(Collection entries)
>>>

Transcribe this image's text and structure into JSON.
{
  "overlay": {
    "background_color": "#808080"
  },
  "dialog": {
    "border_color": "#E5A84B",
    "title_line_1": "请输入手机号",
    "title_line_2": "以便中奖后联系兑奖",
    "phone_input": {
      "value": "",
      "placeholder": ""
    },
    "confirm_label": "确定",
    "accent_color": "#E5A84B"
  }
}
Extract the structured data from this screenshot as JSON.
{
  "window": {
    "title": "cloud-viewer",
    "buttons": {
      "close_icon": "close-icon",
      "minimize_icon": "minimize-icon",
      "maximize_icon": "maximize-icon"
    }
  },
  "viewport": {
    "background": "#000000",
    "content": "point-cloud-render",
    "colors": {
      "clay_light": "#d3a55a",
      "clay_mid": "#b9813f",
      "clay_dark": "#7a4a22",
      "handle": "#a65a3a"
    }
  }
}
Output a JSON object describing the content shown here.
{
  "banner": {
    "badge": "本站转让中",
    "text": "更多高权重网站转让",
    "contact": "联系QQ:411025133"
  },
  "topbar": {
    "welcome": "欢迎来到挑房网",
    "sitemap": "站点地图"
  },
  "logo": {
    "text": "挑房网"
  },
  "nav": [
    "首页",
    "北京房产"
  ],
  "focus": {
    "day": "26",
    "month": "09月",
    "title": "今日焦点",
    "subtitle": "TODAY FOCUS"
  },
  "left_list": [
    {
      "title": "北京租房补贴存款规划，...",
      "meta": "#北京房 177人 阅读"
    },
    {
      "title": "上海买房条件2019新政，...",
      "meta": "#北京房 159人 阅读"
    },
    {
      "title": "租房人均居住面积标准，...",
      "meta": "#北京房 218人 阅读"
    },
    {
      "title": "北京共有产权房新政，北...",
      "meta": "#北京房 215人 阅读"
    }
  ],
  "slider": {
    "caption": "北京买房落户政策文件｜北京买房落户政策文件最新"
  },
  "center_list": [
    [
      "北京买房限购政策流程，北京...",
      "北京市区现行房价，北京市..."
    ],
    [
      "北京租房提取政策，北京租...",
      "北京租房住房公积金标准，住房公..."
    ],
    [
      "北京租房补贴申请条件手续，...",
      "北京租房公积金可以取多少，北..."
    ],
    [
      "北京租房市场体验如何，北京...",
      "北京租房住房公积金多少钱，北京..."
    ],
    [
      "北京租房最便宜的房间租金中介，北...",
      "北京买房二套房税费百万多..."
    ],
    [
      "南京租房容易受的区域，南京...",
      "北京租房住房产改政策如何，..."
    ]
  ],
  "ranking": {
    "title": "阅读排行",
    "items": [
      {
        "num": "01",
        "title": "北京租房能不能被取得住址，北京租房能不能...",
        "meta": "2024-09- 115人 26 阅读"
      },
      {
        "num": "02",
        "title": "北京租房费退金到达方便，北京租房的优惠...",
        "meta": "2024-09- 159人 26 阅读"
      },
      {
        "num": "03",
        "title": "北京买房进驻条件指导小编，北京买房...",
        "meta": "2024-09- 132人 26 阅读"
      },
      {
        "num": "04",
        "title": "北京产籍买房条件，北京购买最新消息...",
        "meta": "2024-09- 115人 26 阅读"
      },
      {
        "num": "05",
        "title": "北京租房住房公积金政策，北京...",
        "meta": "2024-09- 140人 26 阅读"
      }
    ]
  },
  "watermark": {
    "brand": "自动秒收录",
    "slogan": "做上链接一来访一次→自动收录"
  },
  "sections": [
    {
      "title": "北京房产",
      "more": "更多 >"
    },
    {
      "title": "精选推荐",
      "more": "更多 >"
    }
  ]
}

<<<
>>>

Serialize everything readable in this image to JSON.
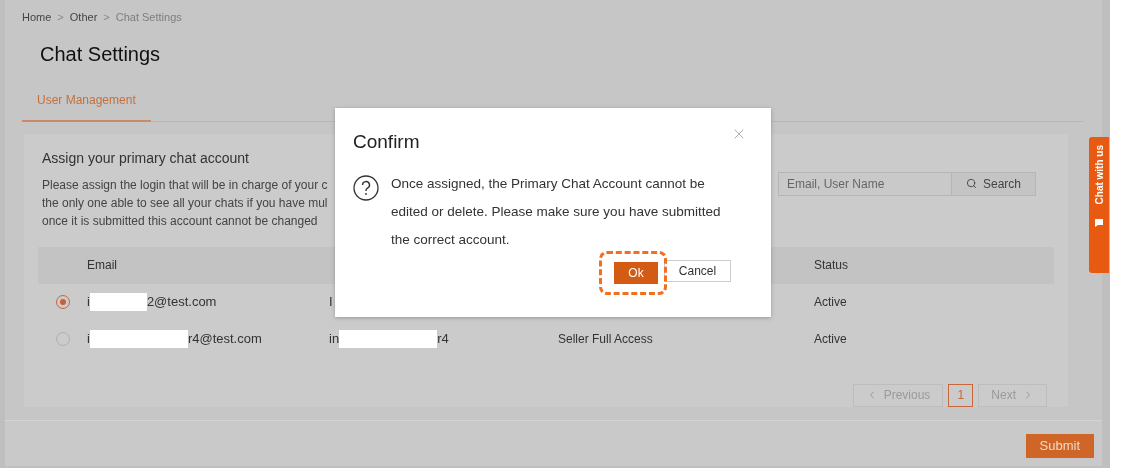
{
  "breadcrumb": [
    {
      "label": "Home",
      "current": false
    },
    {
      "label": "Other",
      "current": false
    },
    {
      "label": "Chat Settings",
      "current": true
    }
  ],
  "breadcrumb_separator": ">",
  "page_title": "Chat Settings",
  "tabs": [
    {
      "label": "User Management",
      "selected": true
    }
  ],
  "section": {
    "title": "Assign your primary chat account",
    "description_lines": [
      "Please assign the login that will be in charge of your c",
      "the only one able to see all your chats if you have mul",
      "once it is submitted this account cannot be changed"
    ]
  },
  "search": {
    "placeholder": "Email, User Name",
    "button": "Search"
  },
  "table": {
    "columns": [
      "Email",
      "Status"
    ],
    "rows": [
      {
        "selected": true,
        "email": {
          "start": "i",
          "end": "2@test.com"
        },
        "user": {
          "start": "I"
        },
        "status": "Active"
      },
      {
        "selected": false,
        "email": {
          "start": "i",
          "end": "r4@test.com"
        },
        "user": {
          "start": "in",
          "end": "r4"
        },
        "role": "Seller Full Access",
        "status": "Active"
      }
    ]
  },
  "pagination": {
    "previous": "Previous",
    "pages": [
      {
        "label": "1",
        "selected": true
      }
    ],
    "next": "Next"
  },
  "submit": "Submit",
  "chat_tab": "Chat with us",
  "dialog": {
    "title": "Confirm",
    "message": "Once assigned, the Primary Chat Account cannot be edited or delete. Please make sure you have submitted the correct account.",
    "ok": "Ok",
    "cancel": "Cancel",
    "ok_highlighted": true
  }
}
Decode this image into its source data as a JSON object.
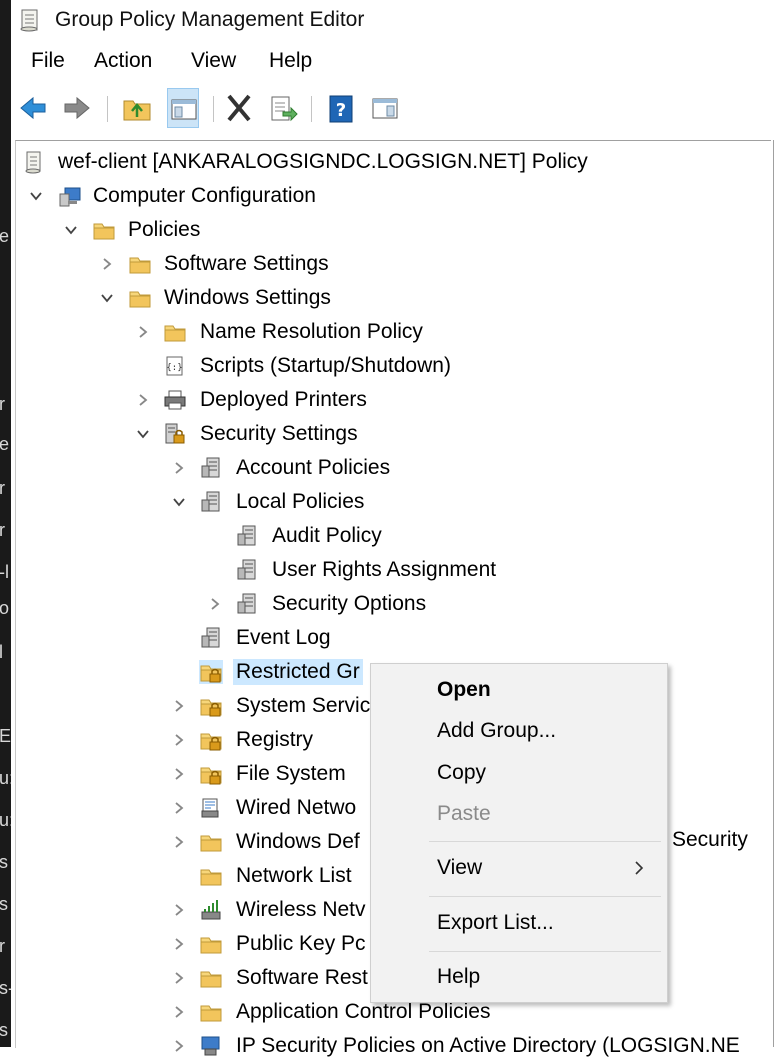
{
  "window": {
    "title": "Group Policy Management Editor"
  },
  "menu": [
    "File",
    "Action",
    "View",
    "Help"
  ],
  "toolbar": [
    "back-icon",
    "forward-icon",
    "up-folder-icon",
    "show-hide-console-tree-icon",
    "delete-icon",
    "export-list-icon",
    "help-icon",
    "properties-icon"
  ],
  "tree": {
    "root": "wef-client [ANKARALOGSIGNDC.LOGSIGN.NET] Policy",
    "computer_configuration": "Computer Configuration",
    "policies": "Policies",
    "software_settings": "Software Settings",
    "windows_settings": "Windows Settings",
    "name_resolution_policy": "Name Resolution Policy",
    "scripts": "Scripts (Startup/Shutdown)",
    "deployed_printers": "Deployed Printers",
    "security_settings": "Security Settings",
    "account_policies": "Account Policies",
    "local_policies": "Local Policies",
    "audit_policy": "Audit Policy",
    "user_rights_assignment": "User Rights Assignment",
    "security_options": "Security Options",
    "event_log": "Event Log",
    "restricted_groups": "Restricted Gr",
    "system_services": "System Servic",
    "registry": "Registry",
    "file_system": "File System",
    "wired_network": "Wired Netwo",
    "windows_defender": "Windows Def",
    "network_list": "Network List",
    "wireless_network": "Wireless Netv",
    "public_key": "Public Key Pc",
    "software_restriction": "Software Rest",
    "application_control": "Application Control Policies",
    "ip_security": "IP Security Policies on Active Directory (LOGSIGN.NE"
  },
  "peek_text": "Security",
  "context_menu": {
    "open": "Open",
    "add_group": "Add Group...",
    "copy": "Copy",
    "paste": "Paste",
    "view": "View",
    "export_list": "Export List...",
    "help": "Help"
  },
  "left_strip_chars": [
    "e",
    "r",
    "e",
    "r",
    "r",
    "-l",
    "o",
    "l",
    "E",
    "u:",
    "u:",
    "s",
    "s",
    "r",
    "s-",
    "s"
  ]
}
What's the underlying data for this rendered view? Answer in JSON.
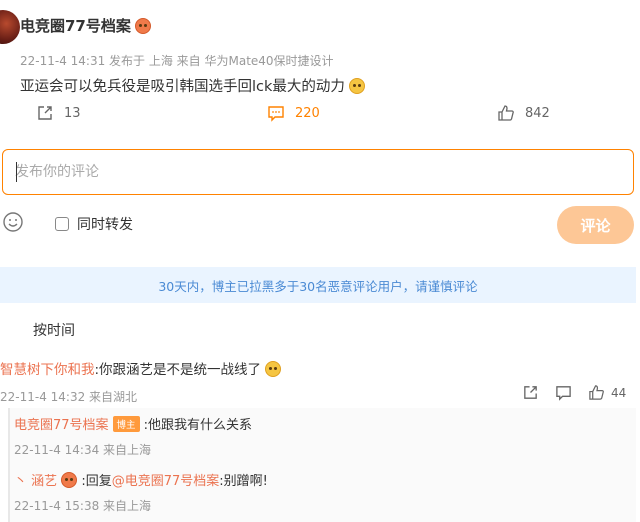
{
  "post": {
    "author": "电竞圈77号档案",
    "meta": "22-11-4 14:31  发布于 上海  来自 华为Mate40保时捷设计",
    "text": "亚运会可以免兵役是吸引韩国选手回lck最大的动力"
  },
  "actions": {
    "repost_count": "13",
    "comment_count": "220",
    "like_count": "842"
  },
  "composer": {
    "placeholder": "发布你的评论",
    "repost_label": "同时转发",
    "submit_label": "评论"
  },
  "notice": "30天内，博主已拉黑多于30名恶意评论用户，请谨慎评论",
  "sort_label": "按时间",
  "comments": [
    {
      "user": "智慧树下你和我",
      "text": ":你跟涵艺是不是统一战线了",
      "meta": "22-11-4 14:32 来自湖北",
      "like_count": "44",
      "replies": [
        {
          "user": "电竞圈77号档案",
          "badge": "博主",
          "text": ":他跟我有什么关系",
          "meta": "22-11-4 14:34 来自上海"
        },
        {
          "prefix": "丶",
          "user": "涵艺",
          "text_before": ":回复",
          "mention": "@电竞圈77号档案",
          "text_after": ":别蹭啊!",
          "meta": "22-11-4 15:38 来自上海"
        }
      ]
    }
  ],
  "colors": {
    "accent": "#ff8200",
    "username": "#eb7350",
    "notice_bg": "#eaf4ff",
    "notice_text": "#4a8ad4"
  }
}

<<<
>>>

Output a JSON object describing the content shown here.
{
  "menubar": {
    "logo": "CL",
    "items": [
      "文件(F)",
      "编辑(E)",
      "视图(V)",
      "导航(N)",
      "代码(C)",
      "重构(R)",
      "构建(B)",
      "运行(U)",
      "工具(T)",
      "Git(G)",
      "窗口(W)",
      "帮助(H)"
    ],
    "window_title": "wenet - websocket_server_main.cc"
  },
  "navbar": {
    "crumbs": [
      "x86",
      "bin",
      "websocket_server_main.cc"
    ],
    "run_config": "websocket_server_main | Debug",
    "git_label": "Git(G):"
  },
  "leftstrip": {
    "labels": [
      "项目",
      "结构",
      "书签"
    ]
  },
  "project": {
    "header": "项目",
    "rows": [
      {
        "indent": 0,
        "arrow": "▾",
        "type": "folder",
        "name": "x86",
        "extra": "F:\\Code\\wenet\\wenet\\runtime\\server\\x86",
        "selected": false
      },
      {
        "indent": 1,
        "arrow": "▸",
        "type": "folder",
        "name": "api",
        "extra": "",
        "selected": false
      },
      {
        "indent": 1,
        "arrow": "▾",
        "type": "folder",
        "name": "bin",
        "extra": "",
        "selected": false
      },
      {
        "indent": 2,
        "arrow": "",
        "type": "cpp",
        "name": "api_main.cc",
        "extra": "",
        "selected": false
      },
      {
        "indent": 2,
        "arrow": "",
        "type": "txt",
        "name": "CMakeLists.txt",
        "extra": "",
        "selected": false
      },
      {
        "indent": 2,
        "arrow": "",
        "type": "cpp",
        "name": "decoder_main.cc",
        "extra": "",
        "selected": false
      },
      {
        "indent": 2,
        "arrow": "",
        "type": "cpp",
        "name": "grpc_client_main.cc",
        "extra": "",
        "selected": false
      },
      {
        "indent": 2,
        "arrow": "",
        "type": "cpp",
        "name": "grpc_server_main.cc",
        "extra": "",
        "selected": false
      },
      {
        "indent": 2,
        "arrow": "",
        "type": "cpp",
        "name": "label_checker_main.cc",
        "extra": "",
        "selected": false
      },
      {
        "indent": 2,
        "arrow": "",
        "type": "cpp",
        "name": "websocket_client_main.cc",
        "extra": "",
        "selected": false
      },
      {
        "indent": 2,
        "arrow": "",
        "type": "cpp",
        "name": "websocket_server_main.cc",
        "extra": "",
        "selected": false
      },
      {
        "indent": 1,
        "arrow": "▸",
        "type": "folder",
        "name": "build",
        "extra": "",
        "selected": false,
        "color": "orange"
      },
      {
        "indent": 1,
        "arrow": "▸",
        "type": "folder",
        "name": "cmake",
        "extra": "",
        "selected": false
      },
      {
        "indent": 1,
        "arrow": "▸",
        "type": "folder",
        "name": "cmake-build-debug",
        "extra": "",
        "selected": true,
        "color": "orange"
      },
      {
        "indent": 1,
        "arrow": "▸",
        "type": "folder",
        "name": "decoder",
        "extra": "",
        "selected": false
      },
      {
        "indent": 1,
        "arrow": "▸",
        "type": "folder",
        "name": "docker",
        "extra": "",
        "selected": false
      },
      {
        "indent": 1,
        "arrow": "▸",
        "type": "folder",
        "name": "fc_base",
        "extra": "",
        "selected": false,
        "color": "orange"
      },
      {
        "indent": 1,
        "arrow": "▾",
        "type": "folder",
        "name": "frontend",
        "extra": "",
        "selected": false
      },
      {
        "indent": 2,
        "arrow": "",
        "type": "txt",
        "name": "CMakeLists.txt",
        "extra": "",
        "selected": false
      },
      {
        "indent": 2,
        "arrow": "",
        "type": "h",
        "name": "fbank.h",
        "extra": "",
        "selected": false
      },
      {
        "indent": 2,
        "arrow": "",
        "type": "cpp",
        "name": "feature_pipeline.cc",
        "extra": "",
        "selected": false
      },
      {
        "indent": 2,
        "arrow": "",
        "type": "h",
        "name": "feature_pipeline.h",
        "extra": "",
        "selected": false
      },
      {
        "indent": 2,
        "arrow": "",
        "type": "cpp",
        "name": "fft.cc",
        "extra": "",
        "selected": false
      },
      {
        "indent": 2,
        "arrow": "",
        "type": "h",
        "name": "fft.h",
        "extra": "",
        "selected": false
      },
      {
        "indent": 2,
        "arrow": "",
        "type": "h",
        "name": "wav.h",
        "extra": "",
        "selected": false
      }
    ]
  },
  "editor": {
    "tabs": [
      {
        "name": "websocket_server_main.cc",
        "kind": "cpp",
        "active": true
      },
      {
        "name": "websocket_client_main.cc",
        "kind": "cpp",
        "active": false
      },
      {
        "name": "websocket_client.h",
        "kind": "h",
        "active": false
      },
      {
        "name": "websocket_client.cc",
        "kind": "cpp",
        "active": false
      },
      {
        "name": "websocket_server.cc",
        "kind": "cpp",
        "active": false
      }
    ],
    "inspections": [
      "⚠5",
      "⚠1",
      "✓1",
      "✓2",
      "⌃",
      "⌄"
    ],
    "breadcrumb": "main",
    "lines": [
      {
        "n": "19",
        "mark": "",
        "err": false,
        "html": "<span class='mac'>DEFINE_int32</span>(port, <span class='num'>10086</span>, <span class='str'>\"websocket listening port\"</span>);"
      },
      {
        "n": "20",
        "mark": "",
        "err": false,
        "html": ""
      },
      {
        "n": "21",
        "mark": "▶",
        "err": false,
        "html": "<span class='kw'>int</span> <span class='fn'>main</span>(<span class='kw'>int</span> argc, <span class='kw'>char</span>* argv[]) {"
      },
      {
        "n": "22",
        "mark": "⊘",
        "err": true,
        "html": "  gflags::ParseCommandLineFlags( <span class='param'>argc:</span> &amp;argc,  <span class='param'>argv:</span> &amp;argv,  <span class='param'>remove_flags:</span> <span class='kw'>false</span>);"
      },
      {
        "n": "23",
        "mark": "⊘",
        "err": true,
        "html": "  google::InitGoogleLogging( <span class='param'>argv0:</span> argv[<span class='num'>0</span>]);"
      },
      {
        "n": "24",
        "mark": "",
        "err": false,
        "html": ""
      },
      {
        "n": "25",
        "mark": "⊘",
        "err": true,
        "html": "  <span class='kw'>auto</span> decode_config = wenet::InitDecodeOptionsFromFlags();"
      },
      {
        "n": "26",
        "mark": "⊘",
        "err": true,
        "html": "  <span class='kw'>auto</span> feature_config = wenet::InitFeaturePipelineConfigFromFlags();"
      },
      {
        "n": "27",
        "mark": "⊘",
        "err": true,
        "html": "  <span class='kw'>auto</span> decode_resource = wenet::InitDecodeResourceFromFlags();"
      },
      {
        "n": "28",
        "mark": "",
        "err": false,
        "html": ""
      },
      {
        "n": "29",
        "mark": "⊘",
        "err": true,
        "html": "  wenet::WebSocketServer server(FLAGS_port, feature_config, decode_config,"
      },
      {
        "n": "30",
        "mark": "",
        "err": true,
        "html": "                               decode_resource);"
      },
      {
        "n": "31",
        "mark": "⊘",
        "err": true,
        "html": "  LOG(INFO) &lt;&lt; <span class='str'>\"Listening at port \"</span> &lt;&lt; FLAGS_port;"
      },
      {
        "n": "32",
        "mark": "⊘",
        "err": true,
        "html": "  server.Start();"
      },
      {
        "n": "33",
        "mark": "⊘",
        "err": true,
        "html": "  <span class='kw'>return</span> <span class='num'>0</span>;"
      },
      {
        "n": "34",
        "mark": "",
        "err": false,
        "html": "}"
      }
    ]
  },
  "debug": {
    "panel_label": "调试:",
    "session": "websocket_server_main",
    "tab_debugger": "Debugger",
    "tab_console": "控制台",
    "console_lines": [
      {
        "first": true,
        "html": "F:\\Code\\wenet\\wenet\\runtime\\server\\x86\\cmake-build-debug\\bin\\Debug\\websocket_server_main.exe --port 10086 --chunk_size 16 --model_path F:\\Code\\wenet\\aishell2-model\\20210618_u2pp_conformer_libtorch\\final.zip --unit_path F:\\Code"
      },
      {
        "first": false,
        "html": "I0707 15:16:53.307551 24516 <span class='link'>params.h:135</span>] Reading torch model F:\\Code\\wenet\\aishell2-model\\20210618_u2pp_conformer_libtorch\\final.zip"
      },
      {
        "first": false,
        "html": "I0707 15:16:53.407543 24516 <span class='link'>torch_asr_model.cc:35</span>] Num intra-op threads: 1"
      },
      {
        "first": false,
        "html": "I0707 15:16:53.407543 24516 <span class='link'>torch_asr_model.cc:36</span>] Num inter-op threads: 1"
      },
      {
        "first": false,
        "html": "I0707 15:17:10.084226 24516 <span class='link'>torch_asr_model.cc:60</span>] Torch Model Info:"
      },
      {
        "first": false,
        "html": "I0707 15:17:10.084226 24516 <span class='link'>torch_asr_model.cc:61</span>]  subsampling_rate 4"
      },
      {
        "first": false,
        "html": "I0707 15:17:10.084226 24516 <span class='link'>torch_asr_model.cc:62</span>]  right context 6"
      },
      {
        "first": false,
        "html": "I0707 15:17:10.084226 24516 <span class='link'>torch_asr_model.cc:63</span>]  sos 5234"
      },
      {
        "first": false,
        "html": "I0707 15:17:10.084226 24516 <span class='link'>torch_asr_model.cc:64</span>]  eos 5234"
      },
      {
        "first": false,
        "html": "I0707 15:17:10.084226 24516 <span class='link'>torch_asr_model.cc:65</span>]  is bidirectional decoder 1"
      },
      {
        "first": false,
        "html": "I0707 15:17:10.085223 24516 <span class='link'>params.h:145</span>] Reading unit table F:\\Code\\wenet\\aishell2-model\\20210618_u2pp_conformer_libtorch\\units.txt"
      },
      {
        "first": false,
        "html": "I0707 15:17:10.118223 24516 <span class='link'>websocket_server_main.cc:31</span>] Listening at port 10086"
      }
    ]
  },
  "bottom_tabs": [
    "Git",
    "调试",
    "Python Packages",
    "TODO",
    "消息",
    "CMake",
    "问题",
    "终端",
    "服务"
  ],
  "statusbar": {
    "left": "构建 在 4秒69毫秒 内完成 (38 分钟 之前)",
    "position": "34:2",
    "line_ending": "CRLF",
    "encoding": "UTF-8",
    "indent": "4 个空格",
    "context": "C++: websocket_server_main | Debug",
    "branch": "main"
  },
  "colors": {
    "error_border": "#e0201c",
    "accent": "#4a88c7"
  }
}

<<<

Note each line of the entries that has "Security" in it, and copy those lines.

    "security_settings": "Security Settings",
    "security_options": "Security Options",
    "ip_security": "IP Security Policies on Active Directory (LOGSIGN.NE"
  "peek_text": "Security",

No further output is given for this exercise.